Exercise details :: Copy only this range: the line with "Output the text content of this document." through the final line of the material, inclusive at both ends.
+++ Given entries +++
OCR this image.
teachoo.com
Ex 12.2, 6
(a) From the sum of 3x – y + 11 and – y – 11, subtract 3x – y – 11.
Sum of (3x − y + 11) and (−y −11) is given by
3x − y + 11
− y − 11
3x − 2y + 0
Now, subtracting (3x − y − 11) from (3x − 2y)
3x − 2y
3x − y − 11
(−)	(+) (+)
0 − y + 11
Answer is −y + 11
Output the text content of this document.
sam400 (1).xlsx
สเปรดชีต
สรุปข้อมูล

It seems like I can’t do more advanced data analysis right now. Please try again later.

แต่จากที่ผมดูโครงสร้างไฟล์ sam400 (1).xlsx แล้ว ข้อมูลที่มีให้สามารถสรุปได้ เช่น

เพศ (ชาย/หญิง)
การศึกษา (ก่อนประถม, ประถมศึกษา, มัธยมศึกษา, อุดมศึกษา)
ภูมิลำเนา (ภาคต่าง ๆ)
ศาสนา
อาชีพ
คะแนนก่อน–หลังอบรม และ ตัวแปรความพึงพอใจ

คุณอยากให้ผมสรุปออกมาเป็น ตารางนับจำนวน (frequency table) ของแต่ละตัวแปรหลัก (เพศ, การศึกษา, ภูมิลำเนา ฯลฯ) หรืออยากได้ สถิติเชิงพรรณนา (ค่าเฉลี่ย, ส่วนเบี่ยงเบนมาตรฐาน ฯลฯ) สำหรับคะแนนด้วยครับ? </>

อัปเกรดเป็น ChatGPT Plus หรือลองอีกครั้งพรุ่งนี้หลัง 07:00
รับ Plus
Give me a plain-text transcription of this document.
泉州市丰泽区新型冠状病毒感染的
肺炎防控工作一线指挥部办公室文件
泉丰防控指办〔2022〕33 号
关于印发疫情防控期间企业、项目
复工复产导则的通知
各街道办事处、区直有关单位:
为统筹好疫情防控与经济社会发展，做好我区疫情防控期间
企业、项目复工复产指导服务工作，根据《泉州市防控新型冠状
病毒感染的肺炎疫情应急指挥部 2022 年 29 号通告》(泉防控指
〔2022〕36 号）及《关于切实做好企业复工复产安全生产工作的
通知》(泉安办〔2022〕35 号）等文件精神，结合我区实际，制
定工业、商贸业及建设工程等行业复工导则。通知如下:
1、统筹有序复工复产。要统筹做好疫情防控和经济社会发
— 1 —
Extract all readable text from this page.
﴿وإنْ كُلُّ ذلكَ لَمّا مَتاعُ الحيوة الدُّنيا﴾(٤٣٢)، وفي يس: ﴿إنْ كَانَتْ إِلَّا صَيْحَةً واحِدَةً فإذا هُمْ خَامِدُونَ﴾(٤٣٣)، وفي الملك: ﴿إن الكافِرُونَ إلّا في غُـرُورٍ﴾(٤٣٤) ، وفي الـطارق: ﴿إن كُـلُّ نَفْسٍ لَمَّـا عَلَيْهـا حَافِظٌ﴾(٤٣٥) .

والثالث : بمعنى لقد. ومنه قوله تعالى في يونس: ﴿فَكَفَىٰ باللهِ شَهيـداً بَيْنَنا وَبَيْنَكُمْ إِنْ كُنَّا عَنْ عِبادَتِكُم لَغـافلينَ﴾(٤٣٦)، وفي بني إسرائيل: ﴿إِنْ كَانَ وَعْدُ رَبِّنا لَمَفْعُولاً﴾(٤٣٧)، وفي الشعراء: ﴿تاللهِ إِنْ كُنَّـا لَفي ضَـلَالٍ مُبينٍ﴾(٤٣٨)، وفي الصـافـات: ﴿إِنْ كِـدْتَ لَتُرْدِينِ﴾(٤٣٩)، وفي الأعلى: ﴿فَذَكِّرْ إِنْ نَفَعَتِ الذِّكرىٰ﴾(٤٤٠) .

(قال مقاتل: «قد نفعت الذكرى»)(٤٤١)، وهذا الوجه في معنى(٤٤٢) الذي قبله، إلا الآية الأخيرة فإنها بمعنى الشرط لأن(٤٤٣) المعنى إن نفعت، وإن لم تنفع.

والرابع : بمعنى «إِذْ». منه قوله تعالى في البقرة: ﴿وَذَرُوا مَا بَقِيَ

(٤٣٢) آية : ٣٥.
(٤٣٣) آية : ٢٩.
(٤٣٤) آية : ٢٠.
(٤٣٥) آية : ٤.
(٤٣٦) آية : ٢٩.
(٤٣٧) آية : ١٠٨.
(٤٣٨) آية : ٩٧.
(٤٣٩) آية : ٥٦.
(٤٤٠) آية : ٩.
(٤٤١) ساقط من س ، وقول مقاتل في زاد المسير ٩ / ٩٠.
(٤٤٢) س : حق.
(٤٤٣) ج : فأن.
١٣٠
+++
Right answer ::
Output the text content of this document.
sam400 (1).xlsx
สเปรดชีต
สรุปข้อมูล

It seems like I can’t do more advanced data analysis right now. Please try again later.

แต่จากที่ผมดูโครงสร้างไฟล์ sam400 (1).xlsx แล้ว ข้อมูลที่มีให้สามารถสรุปได้ เช่น

เพศ (ชาย/หญิง)
การศึกษา (ก่อนประถม, ประถมศึกษา, มัธยมศึกษา, อุดมศึกษา)
ภูมิลำเนา (ภาคต่าง ๆ)
ศาสนา
อาชีพ
คะแนนก่อน–หลังอบรม และ ตัวแปรความพึงพอใจ

คุณอยากให้ผมสรุปออกมาเป็น ตารางนับจำนวน (frequency table) ของแต่ละตัวแปรหลัก (เพศ, การศึกษา, ภูมิลำเนา ฯลฯ) หรืออยากได้ สถิติเชิงพรรณนา (ค่าเฉลี่ย, ส่วนเบี่ยงเบนมาตรฐาน ฯลฯ) สำหรับคะแนนด้วยครับ? </>

อัปเกรดเป็น ChatGPT Plus หรือลองอีกครั้งพรุ่งนี้หลัง 07:00
รับ Plus
Give me a plain-text transcription of this document.
泉州市丰泽区新型冠状病毒感染的
肺炎防控工作一线指挥部办公室文件
泉丰防控指办〔2022〕33 号
关于印发疫情防控期间企业、项目
复工复产导则的通知
各街道办事处、区直有关单位:
为统筹好疫情防控与经济社会发展，做好我区疫情防控期间
企业、项目复工复产指导服务工作，根据《泉州市防控新型冠状
病毒感染的肺炎疫情应急指挥部 2022 年 29 号通告》(泉防控指
〔2022〕36 号）及《关于切实做好企业复工复产安全生产工作的
通知》(泉安办〔2022〕35 号）等文件精神，结合我区实际，制
定工业、商贸业及建设工程等行业复工导则。通知如下:
1、统筹有序复工复产。要统筹做好疫情防控和经济社会发
— 1 —
Extract all readable text from this page.
﴿وإنْ كُلُّ ذلكَ لَمّا مَتاعُ الحيوة الدُّنيا﴾(٤٣٢)، وفي يس: ﴿إنْ كَانَتْ إِلَّا صَيْحَةً واحِدَةً فإذا هُمْ خَامِدُونَ﴾(٤٣٣)، وفي الملك: ﴿إن الكافِرُونَ إلّا في غُـرُورٍ﴾(٤٣٤) ، وفي الـطارق: ﴿إن كُـلُّ نَفْسٍ لَمَّـا عَلَيْهـا حَافِظٌ﴾(٤٣٥) .

والثالث : بمعنى لقد. ومنه قوله تعالى في يونس: ﴿فَكَفَىٰ باللهِ شَهيـداً بَيْنَنا وَبَيْنَكُمْ إِنْ كُنَّا عَنْ عِبادَتِكُم لَغـافلينَ﴾(٤٣٦)، وفي بني إسرائيل: ﴿إِنْ كَانَ وَعْدُ رَبِّنا لَمَفْعُولاً﴾(٤٣٧)، وفي الشعراء: ﴿تاللهِ إِنْ كُنَّـا لَفي ضَـلَالٍ مُبينٍ﴾(٤٣٨)، وفي الصـافـات: ﴿إِنْ كِـدْتَ لَتُرْدِينِ﴾(٤٣٩)، وفي الأعلى: ﴿فَذَكِّرْ إِنْ نَفَعَتِ الذِّكرىٰ﴾(٤٤٠) .

(قال مقاتل: «قد نفعت الذكرى»)(٤٤١)، وهذا الوجه في معنى(٤٤٢) الذي قبله، إلا الآية الأخيرة فإنها بمعنى الشرط لأن(٤٤٣) المعنى إن نفعت، وإن لم تنفع.

والرابع : بمعنى «إِذْ». منه قوله تعالى في البقرة: ﴿وَذَرُوا مَا بَقِيَ

(٤٣٢) آية : ٣٥.
(٤٣٣) آية : ٢٩.
(٤٣٤) آية : ٢٠.
(٤٣٥) آية : ٤.
(٤٣٦) آية : ٢٩.
(٤٣٧) آية : ١٠٨.
(٤٣٨) آية : ٩٧.
(٤٣٩) آية : ٥٦.
(٤٤٠) آية : ٩.
(٤٤١) ساقط من س ، وقول مقاتل في زاد المسير ٩ / ٩٠.
(٤٤٢) س : حق.
(٤٤٣) ج : فأن.
١٣٠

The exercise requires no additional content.